_Record set:_
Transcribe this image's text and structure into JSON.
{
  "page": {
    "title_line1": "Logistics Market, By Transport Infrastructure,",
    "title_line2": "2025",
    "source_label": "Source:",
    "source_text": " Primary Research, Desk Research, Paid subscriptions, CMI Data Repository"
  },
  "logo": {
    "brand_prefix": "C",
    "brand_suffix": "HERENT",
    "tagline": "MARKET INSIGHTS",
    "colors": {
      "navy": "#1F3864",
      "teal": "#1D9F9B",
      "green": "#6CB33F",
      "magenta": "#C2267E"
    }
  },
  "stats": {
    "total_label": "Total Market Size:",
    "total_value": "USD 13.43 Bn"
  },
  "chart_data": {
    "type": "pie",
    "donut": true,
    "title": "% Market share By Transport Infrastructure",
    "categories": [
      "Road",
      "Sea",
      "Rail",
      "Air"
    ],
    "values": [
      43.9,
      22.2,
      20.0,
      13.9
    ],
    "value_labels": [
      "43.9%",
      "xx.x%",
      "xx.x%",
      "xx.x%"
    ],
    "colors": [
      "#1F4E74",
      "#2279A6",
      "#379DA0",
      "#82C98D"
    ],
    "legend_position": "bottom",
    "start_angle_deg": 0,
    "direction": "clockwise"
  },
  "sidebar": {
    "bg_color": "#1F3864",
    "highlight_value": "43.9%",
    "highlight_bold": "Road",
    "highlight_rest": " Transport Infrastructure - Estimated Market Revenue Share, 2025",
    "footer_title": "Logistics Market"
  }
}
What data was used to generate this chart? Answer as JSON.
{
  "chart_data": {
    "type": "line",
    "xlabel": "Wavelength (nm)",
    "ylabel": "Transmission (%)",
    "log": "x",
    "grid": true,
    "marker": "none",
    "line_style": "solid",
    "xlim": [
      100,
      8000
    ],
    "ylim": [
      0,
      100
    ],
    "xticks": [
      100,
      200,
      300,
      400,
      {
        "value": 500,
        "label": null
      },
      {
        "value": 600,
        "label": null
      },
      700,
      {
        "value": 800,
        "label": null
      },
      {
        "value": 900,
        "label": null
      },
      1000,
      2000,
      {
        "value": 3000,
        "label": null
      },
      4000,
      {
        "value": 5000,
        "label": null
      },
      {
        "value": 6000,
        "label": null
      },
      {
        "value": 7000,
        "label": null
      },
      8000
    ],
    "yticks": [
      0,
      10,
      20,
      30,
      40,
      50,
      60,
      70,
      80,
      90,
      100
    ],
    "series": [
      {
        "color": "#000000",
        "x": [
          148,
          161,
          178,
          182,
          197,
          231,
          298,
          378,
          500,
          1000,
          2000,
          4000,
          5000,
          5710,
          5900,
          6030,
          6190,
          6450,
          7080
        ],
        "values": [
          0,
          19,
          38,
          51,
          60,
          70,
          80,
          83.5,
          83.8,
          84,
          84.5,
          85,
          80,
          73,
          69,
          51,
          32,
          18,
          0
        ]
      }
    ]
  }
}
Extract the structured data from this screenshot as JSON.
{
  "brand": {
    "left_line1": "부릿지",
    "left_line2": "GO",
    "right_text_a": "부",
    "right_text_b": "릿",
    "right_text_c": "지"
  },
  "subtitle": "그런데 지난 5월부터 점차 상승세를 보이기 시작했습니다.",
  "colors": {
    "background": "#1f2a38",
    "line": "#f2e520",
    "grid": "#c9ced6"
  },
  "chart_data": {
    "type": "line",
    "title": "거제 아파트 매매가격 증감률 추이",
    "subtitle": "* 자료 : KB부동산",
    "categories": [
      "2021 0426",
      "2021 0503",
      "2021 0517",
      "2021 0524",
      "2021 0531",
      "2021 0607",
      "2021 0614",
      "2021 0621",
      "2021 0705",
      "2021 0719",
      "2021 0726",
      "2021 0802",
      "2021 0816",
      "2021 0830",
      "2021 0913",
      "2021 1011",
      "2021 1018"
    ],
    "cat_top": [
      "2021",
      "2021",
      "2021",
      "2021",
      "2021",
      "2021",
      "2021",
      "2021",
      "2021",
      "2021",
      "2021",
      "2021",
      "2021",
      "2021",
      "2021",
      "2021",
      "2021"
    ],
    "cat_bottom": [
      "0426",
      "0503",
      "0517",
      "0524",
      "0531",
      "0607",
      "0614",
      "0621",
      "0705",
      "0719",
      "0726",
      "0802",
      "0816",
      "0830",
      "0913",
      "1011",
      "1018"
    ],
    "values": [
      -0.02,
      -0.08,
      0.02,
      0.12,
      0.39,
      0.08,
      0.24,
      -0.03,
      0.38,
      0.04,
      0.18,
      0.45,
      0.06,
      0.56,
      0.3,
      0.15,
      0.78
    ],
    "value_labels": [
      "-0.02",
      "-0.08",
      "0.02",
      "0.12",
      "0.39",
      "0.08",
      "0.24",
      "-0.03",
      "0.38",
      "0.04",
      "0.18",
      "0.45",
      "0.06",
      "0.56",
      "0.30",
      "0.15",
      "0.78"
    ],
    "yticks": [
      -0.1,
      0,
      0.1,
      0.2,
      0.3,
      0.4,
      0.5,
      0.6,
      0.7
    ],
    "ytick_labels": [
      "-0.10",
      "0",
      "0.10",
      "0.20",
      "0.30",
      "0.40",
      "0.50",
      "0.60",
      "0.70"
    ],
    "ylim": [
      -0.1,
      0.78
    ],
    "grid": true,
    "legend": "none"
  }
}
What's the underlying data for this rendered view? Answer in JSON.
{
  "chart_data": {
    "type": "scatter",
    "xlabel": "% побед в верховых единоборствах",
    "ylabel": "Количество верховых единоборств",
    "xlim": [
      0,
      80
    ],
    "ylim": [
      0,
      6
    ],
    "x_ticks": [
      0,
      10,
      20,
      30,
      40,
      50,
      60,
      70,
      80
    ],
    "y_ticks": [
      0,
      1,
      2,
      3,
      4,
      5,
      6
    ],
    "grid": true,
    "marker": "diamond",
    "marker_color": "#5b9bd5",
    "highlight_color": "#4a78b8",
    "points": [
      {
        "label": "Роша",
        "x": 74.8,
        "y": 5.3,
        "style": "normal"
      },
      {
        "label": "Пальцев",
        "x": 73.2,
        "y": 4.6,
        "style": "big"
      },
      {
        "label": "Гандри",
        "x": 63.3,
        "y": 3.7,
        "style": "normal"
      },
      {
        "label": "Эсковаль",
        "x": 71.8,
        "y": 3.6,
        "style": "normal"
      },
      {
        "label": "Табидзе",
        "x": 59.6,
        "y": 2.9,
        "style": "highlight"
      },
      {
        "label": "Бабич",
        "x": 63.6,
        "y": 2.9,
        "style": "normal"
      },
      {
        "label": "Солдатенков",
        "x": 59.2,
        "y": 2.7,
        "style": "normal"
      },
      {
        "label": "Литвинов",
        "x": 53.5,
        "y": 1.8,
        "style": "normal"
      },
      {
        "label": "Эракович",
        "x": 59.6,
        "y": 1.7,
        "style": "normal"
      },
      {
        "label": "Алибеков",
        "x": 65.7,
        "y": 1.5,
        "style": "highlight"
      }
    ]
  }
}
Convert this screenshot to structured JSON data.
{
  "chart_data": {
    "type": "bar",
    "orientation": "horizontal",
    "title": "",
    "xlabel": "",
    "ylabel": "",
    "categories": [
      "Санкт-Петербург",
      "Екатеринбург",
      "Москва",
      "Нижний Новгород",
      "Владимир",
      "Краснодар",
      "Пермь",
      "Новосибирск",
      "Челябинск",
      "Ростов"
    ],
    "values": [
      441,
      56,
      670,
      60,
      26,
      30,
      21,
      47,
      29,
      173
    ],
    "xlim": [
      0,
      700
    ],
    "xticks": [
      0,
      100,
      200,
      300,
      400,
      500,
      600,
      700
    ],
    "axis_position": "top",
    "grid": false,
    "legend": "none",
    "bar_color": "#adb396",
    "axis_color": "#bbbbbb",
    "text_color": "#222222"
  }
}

_Task goal:_ Extract all of the data above and output it character for character.

_Exercise result:_
Transcribe this image's text and structure into JSON.
{
  "page": {
    "title_line1": "Logistics Market, By Transport Infrastructure,",
    "title_line2": "2025",
    "source_label": "Source:",
    "source_text": " Primary Research, Desk Research, Paid subscriptions, CMI Data Repository"
  },
  "logo": {
    "brand_prefix": "C",
    "brand_suffix": "HERENT",
    "tagline": "MARKET INSIGHTS",
    "colors": {
      "navy": "#1F3864",
      "teal": "#1D9F9B",
      "green": "#6CB33F",
      "magenta": "#C2267E"
    }
  },
  "stats": {
    "total_label": "Total Market Size:",
    "total_value": "USD 13.43 Bn"
  },
  "chart_data": {
    "type": "pie",
    "donut": true,
    "title": "% Market share By Transport Infrastructure",
    "categories": [
      "Road",
      "Sea",
      "Rail",
      "Air"
    ],
    "values": [
      43.9,
      22.2,
      20.0,
      13.9
    ],
    "value_labels": [
      "43.9%",
      "xx.x%",
      "xx.x%",
      "xx.x%"
    ],
    "colors": [
      "#1F4E74",
      "#2279A6",
      "#379DA0",
      "#82C98D"
    ],
    "legend_position": "bottom",
    "start_angle_deg": 0,
    "direction": "clockwise"
  },
  "sidebar": {
    "bg_color": "#1F3864",
    "highlight_value": "43.9%",
    "highlight_bold": "Road",
    "highlight_rest": " Transport Infrastructure - Estimated Market Revenue Share, 2025",
    "footer_title": "Logistics Market"
  }
}
What data was used to generate this chart? Answer as JSON.
{
  "chart_data": {
    "type": "line",
    "xlabel": "Wavelength (nm)",
    "ylabel": "Transmission (%)",
    "log": "x",
    "grid": true,
    "marker": "none",
    "line_style": "solid",
    "xlim": [
      100,
      8000
    ],
    "ylim": [
      0,
      100
    ],
    "xticks": [
      100,
      200,
      300,
      400,
      {
        "value": 500,
        "label": null
      },
      {
        "value": 600,
        "label": null
      },
      700,
      {
        "value": 800,
        "label": null
      },
      {
        "value": 900,
        "label": null
      },
      1000,
      2000,
      {
        "value": 3000,
        "label": null
      },
      4000,
      {
        "value": 5000,
        "label": null
      },
      {
        "value": 6000,
        "label": null
      },
      {
        "value": 7000,
        "label": null
      },
      8000
    ],
    "yticks": [
      0,
      10,
      20,
      30,
      40,
      50,
      60,
      70,
      80,
      90,
      100
    ],
    "series": [
      {
        "color": "#000000",
        "x": [
          148,
          161,
          178,
          182,
          197,
          231,
          298,
          378,
          500,
          1000,
          2000,
          4000,
          5000,
          5710,
          5900,
          6030,
          6190,
          6450,
          7080
        ],
        "values": [
          0,
          19,
          38,
          51,
          60,
          70,
          80,
          83.5,
          83.8,
          84,
          84.5,
          85,
          80,
          73,
          69,
          51,
          32,
          18,
          0
        ]
      }
    ]
  }
}
Extract the structured data from this screenshot as JSON.
{
  "brand": {
    "left_line1": "부릿지",
    "left_line2": "GO",
    "right_text_a": "부",
    "right_text_b": "릿",
    "right_text_c": "지"
  },
  "subtitle": "그런데 지난 5월부터 점차 상승세를 보이기 시작했습니다.",
  "colors": {
    "background": "#1f2a38",
    "line": "#f2e520",
    "grid": "#c9ced6"
  },
  "chart_data": {
    "type": "line",
    "title": "거제 아파트 매매가격 증감률 추이",
    "subtitle": "* 자료 : KB부동산",
    "categories": [
      "2021 0426",
      "2021 0503",
      "2021 0517",
      "2021 0524",
      "2021 0531",
      "2021 0607",
      "2021 0614",
      "2021 0621",
      "2021 0705",
      "2021 0719",
      "2021 0726",
      "2021 0802",
      "2021 0816",
      "2021 0830",
      "2021 0913",
      "2021 1011",
      "2021 1018"
    ],
    "cat_top": [
      "2021",
      "2021",
      "2021",
      "2021",
      "2021",
      "2021",
      "2021",
      "2021",
      "2021",
      "2021",
      "2021",
      "2021",
      "2021",
      "2021",
      "2021",
      "2021",
      "2021"
    ],
    "cat_bottom": [
      "0426",
      "0503",
      "0517",
      "0524",
      "0531",
      "0607",
      "0614",
      "0621",
      "0705",
      "0719",
      "0726",
      "0802",
      "0816",
      "0830",
      "0913",
      "1011",
      "1018"
    ],
    "values": [
      -0.02,
      -0.08,
      0.02,
      0.12,
      0.39,
      0.08,
      0.24,
      -0.03,
      0.38,
      0.04,
      0.18,
      0.45,
      0.06,
      0.56,
      0.3,
      0.15,
      0.78
    ],
    "value_labels": [
      "-0.02",
      "-0.08",
      "0.02",
      "0.12",
      "0.39",
      "0.08",
      "0.24",
      "-0.03",
      "0.38",
      "0.04",
      "0.18",
      "0.45",
      "0.06",
      "0.56",
      "0.30",
      "0.15",
      "0.78"
    ],
    "yticks": [
      -0.1,
      0,
      0.1,
      0.2,
      0.3,
      0.4,
      0.5,
      0.6,
      0.7
    ],
    "ytick_labels": [
      "-0.10",
      "0",
      "0.10",
      "0.20",
      "0.30",
      "0.40",
      "0.50",
      "0.60",
      "0.70"
    ],
    "ylim": [
      -0.1,
      0.78
    ],
    "grid": true,
    "legend": "none"
  }
}
What's the underlying data for this rendered view? Answer in JSON.
{
  "chart_data": {
    "type": "scatter",
    "xlabel": "% побед в верховых единоборствах",
    "ylabel": "Количество верховых единоборств",
    "xlim": [
      0,
      80
    ],
    "ylim": [
      0,
      6
    ],
    "x_ticks": [
      0,
      10,
      20,
      30,
      40,
      50,
      60,
      70,
      80
    ],
    "y_ticks": [
      0,
      1,
      2,
      3,
      4,
      5,
      6
    ],
    "grid": true,
    "marker": "diamond",
    "marker_color": "#5b9bd5",
    "highlight_color": "#4a78b8",
    "points": [
      {
        "label": "Роша",
        "x": 74.8,
        "y": 5.3,
        "style": "normal"
      },
      {
        "label": "Пальцев",
        "x": 73.2,
        "y": 4.6,
        "style": "big"
      },
      {
        "label": "Гандри",
        "x": 63.3,
        "y": 3.7,
        "style": "normal"
      },
      {
        "label": "Эсковаль",
        "x": 71.8,
        "y": 3.6,
        "style": "normal"
      },
      {
        "label": "Табидзе",
        "x": 59.6,
        "y": 2.9,
        "style": "highlight"
      },
      {
        "label": "Бабич",
        "x": 63.6,
        "y": 2.9,
        "style": "normal"
      },
      {
        "label": "Солдатенков",
        "x": 59.2,
        "y": 2.7,
        "style": "normal"
      },
      {
        "label": "Литвинов",
        "x": 53.5,
        "y": 1.8,
        "style": "normal"
      },
      {
        "label": "Эракович",
        "x": 59.6,
        "y": 1.7,
        "style": "normal"
      },
      {
        "label": "Алибеков",
        "x": 65.7,
        "y": 1.5,
        "style": "highlight"
      }
    ]
  }
}
Convert this screenshot to structured JSON data.
{
  "chart_data": {
    "type": "bar",
    "orientation": "horizontal",
    "title": "",
    "xlabel": "",
    "ylabel": "",
    "categories": [
      "Санкт-Петербург",
      "Екатеринбург",
      "Москва",
      "Нижний Новгород",
      "Владимир",
      "Краснодар",
      "Пермь",
      "Новосибирск",
      "Челябинск",
      "Ростов"
    ],
    "values": [
      441,
      56,
      670,
      60,
      26,
      30,
      21,
      47,
      29,
      173
    ],
    "xlim": [
      0,
      700
    ],
    "xticks": [
      0,
      100,
      200,
      300,
      400,
      500,
      600,
      700
    ],
    "axis_position": "top",
    "grid": false,
    "legend": "none",
    "bar_color": "#adb396",
    "axis_color": "#bbbbbb",
    "text_color": "#222222"
  }
}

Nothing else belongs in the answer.